● GOAL OF THE EXERCISE: Extract every record, keeping each one exactly as it is.
--- BEGIN DATA LISTING ---
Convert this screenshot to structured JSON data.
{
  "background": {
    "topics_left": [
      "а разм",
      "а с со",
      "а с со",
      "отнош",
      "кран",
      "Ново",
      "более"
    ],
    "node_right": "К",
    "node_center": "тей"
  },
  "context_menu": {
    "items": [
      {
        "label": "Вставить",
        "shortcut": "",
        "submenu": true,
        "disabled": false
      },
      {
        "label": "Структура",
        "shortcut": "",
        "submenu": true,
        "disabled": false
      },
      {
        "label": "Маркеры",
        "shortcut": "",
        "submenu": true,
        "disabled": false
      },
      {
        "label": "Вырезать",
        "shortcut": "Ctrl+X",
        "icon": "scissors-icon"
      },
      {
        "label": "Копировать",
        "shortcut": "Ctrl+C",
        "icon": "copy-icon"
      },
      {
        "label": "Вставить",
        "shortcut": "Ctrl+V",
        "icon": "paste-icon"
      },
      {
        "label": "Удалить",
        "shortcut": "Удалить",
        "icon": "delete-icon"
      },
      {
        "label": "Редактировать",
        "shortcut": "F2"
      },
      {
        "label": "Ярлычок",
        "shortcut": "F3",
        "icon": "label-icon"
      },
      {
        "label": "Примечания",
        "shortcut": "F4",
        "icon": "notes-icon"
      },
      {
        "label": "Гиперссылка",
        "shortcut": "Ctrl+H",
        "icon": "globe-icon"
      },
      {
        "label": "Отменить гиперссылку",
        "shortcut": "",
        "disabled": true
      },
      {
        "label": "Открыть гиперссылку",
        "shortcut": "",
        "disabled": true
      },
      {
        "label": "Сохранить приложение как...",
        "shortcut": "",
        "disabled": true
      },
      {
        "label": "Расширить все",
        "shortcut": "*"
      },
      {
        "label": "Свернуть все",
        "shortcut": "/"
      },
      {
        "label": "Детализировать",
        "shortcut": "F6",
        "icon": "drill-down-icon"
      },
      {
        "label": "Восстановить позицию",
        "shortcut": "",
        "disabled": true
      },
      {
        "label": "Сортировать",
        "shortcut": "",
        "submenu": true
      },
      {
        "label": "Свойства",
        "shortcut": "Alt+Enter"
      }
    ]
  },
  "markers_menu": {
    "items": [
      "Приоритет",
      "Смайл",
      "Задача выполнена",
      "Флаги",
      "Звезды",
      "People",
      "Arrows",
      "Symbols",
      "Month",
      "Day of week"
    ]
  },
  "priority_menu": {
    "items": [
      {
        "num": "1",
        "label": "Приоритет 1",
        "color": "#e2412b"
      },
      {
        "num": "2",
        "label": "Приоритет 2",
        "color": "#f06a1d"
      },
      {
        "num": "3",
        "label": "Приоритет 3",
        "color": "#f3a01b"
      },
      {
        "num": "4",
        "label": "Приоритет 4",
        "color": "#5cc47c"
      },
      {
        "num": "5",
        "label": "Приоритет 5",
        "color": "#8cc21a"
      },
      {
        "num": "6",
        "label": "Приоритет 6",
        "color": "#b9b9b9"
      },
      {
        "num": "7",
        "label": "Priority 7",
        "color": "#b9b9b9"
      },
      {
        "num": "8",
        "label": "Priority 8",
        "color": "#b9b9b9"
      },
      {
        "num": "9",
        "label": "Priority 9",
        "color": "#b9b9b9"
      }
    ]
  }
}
--- END DATA LISTING ---
● THE ANSWER:
Convert this screenshot to structured JSON data.
{
  "background": {
    "topics_left": [
      "а разм",
      "а с со",
      "а с со",
      "отнош",
      "кран",
      "Ново",
      "более"
    ],
    "node_right": "К",
    "node_center": "тей"
  },
  "context_menu": {
    "items": [
      {
        "label": "Вставить",
        "shortcut": "",
        "submenu": true,
        "disabled": false
      },
      {
        "label": "Структура",
        "shortcut": "",
        "submenu": true,
        "disabled": false
      },
      {
        "label": "Маркеры",
        "shortcut": "",
        "submenu": true,
        "disabled": false
      },
      {
        "label": "Вырезать",
        "shortcut": "Ctrl+X",
        "icon": "scissors-icon"
      },
      {
        "label": "Копировать",
        "shortcut": "Ctrl+C",
        "icon": "copy-icon"
      },
      {
        "label": "Вставить",
        "shortcut": "Ctrl+V",
        "icon": "paste-icon"
      },
      {
        "label": "Удалить",
        "shortcut": "Удалить",
        "icon": "delete-icon"
      },
      {
        "label": "Редактировать",
        "shortcut": "F2"
      },
      {
        "label": "Ярлычок",
        "shortcut": "F3",
        "icon": "label-icon"
      },
      {
        "label": "Примечания",
        "shortcut": "F4",
        "icon": "notes-icon"
      },
      {
        "label": "Гиперссылка",
        "shortcut": "Ctrl+H",
        "icon": "globe-icon"
      },
      {
        "label": "Отменить гиперссылку",
        "shortcut": "",
        "disabled": true
      },
      {
        "label": "Открыть гиперссылку",
        "shortcut": "",
        "disabled": true
      },
      {
        "label": "Сохранить приложение как...",
        "shortcut": "",
        "disabled": true
      },
      {
        "label": "Расширить все",
        "shortcut": "*"
      },
      {
        "label": "Свернуть все",
        "shortcut": "/"
      },
      {
        "label": "Детализировать",
        "shortcut": "F6",
        "icon": "drill-down-icon"
      },
      {
        "label": "Восстановить позицию",
        "shortcut": "",
        "disabled": true
      },
      {
        "label": "Сортировать",
        "shortcut": "",
        "submenu": true
      },
      {
        "label": "Свойства",
        "shortcut": "Alt+Enter"
      }
    ]
  },
  "markers_menu": {
    "items": [
      "Приоритет",
      "Смайл",
      "Задача выполнена",
      "Флаги",
      "Звезды",
      "People",
      "Arrows",
      "Symbols",
      "Month",
      "Day of week"
    ]
  },
  "priority_menu": {
    "items": [
      {
        "num": "1",
        "label": "Приоритет 1",
        "color": "#e2412b"
      },
      {
        "num": "2",
        "label": "Приоритет 2",
        "color": "#f06a1d"
      },
      {
        "num": "3",
        "label": "Приоритет 3",
        "color": "#f3a01b"
      },
      {
        "num": "4",
        "label": "Приоритет 4",
        "color": "#5cc47c"
      },
      {
        "num": "5",
        "label": "Приоритет 5",
        "color": "#8cc21a"
      },
      {
        "num": "6",
        "label": "Приоритет 6",
        "color": "#b9b9b9"
      },
      {
        "num": "7",
        "label": "Priority 7",
        "color": "#b9b9b9"
      },
      {
        "num": "8",
        "label": "Priority 8",
        "color": "#b9b9b9"
      },
      {
        "num": "9",
        "label": "Priority 9",
        "color": "#b9b9b9"
      }
    ]
  }
}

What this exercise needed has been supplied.